● Task instructions: Can you find the lines of the listing that include "page" and copy every one?

● Material shown:
BEGIN

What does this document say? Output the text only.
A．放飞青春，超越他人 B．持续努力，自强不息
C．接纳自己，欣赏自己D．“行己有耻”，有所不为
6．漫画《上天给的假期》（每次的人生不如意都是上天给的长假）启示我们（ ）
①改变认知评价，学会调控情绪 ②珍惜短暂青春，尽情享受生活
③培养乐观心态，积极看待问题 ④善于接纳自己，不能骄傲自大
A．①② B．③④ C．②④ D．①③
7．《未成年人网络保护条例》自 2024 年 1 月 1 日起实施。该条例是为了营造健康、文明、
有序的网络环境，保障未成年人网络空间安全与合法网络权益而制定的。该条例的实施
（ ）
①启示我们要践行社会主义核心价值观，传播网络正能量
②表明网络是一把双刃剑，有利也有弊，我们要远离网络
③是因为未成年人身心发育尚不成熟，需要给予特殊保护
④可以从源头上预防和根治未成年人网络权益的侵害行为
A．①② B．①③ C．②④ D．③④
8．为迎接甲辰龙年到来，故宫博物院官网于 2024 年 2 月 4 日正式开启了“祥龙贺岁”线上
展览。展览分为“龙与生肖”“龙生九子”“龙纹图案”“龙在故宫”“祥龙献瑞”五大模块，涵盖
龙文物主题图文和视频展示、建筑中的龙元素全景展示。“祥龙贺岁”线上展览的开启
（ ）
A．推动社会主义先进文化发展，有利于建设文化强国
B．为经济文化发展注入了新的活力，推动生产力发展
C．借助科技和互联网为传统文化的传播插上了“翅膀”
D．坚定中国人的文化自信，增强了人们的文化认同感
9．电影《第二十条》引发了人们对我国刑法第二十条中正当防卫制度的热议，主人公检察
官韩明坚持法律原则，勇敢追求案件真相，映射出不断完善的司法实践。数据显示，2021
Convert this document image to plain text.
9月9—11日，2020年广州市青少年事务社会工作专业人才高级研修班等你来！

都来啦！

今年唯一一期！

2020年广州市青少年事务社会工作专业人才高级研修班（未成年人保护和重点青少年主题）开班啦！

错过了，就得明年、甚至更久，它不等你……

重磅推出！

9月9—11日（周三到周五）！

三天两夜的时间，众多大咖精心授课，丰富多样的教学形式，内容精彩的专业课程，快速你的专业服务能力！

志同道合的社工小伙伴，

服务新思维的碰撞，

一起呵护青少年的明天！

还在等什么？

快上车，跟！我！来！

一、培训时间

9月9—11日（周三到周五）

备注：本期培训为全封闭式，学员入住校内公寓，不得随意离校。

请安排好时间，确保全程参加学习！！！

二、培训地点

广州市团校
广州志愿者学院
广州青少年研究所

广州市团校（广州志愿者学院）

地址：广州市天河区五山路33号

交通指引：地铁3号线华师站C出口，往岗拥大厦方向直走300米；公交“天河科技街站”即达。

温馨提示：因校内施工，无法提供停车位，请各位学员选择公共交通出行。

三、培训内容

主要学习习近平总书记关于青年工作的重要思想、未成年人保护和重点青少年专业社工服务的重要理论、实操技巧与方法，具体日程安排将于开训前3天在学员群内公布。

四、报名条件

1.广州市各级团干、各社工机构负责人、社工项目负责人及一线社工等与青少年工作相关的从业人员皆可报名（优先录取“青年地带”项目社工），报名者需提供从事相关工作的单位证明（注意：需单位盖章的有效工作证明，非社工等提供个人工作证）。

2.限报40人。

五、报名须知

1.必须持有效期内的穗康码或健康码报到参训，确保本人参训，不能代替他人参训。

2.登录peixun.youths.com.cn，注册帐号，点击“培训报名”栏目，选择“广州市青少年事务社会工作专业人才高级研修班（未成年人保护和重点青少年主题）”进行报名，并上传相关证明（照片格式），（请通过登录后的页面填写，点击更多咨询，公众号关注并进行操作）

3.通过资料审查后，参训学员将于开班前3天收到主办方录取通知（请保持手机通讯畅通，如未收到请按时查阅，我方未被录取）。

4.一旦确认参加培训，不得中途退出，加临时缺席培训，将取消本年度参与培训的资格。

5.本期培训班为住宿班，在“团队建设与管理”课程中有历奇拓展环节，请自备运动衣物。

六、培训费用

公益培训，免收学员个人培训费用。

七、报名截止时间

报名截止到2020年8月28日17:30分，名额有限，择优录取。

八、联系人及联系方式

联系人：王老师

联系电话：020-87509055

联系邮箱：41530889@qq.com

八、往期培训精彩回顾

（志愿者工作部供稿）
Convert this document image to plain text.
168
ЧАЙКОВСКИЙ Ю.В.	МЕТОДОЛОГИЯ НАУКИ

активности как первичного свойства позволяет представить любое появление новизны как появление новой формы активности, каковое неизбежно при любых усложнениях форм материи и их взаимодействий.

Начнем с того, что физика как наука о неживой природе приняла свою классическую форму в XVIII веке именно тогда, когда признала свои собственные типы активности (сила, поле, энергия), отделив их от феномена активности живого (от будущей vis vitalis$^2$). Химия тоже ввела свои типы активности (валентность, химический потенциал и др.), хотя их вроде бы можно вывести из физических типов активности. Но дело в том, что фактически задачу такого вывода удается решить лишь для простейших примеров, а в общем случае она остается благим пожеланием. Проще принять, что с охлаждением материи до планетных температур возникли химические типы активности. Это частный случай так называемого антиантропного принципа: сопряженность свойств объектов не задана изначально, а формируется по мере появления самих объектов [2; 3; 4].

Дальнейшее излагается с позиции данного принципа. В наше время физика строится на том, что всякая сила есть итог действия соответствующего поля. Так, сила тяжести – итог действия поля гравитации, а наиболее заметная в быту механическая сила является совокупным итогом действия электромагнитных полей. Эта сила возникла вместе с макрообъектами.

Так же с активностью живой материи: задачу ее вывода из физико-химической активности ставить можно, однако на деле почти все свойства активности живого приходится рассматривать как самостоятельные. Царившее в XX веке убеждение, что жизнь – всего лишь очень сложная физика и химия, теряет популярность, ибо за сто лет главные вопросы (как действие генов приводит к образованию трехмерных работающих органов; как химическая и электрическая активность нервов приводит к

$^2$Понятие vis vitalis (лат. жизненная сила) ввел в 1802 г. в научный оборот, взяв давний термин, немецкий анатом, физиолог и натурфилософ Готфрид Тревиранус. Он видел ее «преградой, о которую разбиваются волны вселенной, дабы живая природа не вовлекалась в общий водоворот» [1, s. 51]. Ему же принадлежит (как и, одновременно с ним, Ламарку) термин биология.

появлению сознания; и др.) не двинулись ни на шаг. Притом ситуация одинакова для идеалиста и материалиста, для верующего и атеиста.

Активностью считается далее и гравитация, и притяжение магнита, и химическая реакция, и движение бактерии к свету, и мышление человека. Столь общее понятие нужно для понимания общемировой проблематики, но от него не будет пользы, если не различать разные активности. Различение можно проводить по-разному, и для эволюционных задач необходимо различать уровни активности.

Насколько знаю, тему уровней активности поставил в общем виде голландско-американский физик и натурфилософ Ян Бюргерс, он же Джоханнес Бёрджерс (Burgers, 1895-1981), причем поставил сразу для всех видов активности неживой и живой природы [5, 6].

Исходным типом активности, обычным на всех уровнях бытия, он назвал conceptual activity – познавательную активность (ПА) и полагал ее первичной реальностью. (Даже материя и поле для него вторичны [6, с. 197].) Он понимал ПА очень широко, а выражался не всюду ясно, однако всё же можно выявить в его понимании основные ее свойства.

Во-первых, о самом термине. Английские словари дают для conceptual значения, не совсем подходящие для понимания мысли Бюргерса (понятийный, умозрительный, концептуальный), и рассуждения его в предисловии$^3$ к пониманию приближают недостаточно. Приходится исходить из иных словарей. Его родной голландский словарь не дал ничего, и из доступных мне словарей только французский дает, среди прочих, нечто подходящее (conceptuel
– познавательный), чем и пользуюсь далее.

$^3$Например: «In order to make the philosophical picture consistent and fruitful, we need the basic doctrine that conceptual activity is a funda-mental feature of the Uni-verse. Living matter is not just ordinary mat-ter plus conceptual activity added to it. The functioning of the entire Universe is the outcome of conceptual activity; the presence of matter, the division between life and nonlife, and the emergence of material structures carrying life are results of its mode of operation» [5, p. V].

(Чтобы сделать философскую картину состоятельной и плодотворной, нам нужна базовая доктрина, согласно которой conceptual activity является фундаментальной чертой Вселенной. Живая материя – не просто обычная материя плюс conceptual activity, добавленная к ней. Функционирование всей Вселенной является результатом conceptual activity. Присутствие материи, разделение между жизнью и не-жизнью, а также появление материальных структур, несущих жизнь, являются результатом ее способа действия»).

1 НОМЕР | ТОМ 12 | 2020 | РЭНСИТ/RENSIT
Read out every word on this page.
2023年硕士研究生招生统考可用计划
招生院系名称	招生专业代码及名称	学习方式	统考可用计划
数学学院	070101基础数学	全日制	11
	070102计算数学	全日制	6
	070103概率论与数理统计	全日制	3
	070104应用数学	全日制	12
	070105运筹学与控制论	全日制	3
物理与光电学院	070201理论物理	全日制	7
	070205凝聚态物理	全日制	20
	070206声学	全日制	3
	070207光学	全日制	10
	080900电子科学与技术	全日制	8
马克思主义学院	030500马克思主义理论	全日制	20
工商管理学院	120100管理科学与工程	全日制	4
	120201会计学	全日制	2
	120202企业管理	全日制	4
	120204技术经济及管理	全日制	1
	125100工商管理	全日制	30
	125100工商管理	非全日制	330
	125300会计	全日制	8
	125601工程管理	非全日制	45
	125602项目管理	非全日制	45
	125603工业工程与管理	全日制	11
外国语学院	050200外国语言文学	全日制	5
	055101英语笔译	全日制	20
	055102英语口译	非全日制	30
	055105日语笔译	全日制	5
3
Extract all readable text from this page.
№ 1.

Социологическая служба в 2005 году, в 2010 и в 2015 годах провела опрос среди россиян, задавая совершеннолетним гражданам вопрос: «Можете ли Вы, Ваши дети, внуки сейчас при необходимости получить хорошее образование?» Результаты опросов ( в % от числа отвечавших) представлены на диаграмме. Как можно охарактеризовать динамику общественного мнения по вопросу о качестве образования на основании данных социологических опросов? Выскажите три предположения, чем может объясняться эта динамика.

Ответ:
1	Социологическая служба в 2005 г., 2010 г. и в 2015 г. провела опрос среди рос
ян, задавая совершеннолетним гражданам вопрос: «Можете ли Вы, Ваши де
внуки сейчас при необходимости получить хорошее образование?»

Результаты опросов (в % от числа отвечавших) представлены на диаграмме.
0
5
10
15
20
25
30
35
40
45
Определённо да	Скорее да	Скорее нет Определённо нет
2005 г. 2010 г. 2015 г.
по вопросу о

END

● Response to this exercise:
Read out every word on this page.
Extract all readable text from this page.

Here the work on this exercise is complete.